**DIRECTIONS**. Omit every picture and return the rest of the data unaltered.

**RECORDS PROVIDED**.
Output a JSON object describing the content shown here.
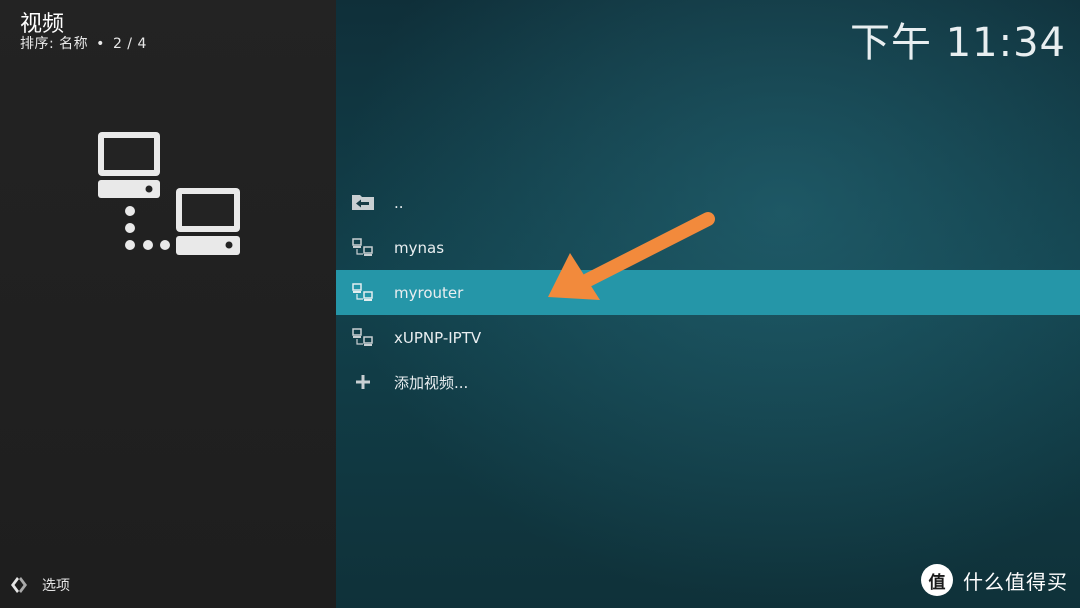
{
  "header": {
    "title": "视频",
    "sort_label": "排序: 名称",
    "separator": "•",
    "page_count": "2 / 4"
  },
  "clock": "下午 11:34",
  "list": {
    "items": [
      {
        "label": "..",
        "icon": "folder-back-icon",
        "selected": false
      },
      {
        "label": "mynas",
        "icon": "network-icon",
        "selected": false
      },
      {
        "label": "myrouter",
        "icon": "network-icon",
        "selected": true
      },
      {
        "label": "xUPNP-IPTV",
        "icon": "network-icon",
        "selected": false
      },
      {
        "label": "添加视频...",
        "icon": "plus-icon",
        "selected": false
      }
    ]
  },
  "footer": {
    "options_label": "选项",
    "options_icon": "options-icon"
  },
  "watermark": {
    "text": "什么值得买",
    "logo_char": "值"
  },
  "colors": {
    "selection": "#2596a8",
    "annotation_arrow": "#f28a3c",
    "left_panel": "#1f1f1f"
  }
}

**CORRECT OUTPUT**.
Output a JSON object describing the content shown here.
{
  "header": {
    "title": "视频",
    "sort_label": "排序: 名称",
    "separator": "•",
    "page_count": "2 / 4"
  },
  "clock": "下午 11:34",
  "list": {
    "items": [
      {
        "label": "..",
        "icon": "folder-back-icon",
        "selected": false
      },
      {
        "label": "mynas",
        "icon": "network-icon",
        "selected": false
      },
      {
        "label": "myrouter",
        "icon": "network-icon",
        "selected": true
      },
      {
        "label": "xUPNP-IPTV",
        "icon": "network-icon",
        "selected": false
      },
      {
        "label": "添加视频...",
        "icon": "plus-icon",
        "selected": false
      }
    ]
  },
  "footer": {
    "options_label": "选项",
    "options_icon": "options-icon"
  },
  "watermark": {
    "text": "什么值得买",
    "logo_char": "值"
  },
  "colors": {
    "selection": "#2596a8",
    "annotation_arrow": "#f28a3c",
    "left_panel": "#1f1f1f"
  }
}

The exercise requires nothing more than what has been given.